CHALLENGE:
Would you return the complete listing below word for word?

DATASET CONTENT:

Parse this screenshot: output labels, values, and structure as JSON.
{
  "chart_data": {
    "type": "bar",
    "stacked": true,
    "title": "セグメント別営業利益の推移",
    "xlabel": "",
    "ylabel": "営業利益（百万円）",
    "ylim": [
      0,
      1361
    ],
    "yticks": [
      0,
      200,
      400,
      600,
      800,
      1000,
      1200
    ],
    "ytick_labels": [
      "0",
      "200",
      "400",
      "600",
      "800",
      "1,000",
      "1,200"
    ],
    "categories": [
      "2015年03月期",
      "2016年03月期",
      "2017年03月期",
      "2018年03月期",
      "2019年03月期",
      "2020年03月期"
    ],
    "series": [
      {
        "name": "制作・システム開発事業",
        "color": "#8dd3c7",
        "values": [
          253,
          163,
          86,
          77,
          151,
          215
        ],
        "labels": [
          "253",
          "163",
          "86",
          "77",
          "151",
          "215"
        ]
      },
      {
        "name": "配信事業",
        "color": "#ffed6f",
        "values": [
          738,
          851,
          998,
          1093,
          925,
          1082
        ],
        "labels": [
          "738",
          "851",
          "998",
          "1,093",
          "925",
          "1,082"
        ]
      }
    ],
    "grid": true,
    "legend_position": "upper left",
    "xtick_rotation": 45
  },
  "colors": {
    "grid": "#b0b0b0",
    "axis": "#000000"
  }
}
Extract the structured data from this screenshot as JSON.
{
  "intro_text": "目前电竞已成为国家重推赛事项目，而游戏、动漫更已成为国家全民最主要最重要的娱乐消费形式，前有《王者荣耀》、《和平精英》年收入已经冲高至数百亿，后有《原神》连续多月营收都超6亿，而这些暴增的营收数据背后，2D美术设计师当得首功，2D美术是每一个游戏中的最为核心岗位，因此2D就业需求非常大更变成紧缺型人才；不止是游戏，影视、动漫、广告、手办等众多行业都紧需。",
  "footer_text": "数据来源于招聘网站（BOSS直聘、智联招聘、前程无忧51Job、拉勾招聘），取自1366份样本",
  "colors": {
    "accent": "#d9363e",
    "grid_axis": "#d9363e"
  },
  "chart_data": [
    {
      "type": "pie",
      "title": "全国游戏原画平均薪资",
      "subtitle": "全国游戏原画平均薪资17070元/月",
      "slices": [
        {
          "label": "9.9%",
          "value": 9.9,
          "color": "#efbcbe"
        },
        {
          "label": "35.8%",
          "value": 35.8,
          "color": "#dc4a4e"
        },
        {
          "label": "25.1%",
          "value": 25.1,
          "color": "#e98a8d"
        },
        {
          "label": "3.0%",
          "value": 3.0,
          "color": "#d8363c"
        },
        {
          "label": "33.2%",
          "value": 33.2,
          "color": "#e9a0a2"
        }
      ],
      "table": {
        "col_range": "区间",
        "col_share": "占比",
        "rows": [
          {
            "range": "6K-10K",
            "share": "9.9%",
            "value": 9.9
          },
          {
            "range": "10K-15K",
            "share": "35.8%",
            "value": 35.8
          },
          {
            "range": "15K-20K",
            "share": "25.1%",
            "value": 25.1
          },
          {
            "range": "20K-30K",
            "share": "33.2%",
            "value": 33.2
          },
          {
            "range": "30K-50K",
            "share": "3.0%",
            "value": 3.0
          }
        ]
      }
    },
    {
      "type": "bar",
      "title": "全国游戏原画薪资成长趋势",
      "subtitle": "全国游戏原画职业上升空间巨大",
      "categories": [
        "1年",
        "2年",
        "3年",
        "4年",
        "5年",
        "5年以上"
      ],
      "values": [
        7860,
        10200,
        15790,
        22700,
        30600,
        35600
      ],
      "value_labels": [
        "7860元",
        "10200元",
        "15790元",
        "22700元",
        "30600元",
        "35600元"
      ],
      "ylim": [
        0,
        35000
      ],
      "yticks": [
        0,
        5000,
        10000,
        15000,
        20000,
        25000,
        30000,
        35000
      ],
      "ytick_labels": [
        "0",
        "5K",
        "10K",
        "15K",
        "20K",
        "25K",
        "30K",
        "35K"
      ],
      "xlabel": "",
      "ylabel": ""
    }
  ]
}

SOLUTION TO THIS PROBLEM:
Parse this screenshot: output labels, values, and structure as JSON.
{
  "chart_data": {
    "type": "bar",
    "stacked": true,
    "title": "セグメント別営業利益の推移",
    "xlabel": "",
    "ylabel": "営業利益（百万円）",
    "ylim": [
      0,
      1361
    ],
    "yticks": [
      0,
      200,
      400,
      600,
      800,
      1000,
      1200
    ],
    "ytick_labels": [
      "0",
      "200",
      "400",
      "600",
      "800",
      "1,000",
      "1,200"
    ],
    "categories": [
      "2015年03月期",
      "2016年03月期",
      "2017年03月期",
      "2018年03月期",
      "2019年03月期",
      "2020年03月期"
    ],
    "series": [
      {
        "name": "制作・システム開発事業",
        "color": "#8dd3c7",
        "values": [
          253,
          163,
          86,
          77,
          151,
          215
        ],
        "labels": [
          "253",
          "163",
          "86",
          "77",
          "151",
          "215"
        ]
      },
      {
        "name": "配信事業",
        "color": "#ffed6f",
        "values": [
          738,
          851,
          998,
          1093,
          925,
          1082
        ],
        "labels": [
          "738",
          "851",
          "998",
          "1,093",
          "925",
          "1,082"
        ]
      }
    ],
    "grid": true,
    "legend_position": "upper left",
    "xtick_rotation": 45
  },
  "colors": {
    "grid": "#b0b0b0",
    "axis": "#000000"
  }
}
Extract the structured data from this screenshot as JSON.
{
  "intro_text": "目前电竞已成为国家重推赛事项目，而游戏、动漫更已成为国家全民最主要最重要的娱乐消费形式，前有《王者荣耀》、《和平精英》年收入已经冲高至数百亿，后有《原神》连续多月营收都超6亿，而这些暴增的营收数据背后，2D美术设计师当得首功，2D美术是每一个游戏中的最为核心岗位，因此2D就业需求非常大更变成紧缺型人才；不止是游戏，影视、动漫、广告、手办等众多行业都紧需。",
  "footer_text": "数据来源于招聘网站（BOSS直聘、智联招聘、前程无忧51Job、拉勾招聘），取自1366份样本",
  "colors": {
    "accent": "#d9363e",
    "grid_axis": "#d9363e"
  },
  "chart_data": [
    {
      "type": "pie",
      "title": "全国游戏原画平均薪资",
      "subtitle": "全国游戏原画平均薪资17070元/月",
      "slices": [
        {
          "label": "9.9%",
          "value": 9.9,
          "color": "#efbcbe"
        },
        {
          "label": "35.8%",
          "value": 35.8,
          "color": "#dc4a4e"
        },
        {
          "label": "25.1%",
          "value": 25.1,
          "color": "#e98a8d"
        },
        {
          "label": "3.0%",
          "value": 3.0,
          "color": "#d8363c"
        },
        {
          "label": "33.2%",
          "value": 33.2,
          "color": "#e9a0a2"
        }
      ],
      "table": {
        "col_range": "区间",
        "col_share": "占比",
        "rows": [
          {
            "range": "6K-10K",
            "share": "9.9%",
            "value": 9.9
          },
          {
            "range": "10K-15K",
            "share": "35.8%",
            "value": 35.8
          },
          {
            "range": "15K-20K",
            "share": "25.1%",
            "value": 25.1
          },
          {
            "range": "20K-30K",
            "share": "33.2%",
            "value": 33.2
          },
          {
            "range": "30K-50K",
            "share": "3.0%",
            "value": 3.0
          }
        ]
      }
    },
    {
      "type": "bar",
      "title": "全国游戏原画薪资成长趋势",
      "subtitle": "全国游戏原画职业上升空间巨大",
      "categories": [
        "1年",
        "2年",
        "3年",
        "4年",
        "5年",
        "5年以上"
      ],
      "values": [
        7860,
        10200,
        15790,
        22700,
        30600,
        35600
      ],
      "value_labels": [
        "7860元",
        "10200元",
        "15790元",
        "22700元",
        "30600元",
        "35600元"
      ],
      "ylim": [
        0,
        35000
      ],
      "yticks": [
        0,
        5000,
        10000,
        15000,
        20000,
        25000,
        30000,
        35000
      ],
      "ytick_labels": [
        "0",
        "5K",
        "10K",
        "15K",
        "20K",
        "25K",
        "30K",
        "35K"
      ],
      "xlabel": "",
      "ylabel": ""
    }
  ]
}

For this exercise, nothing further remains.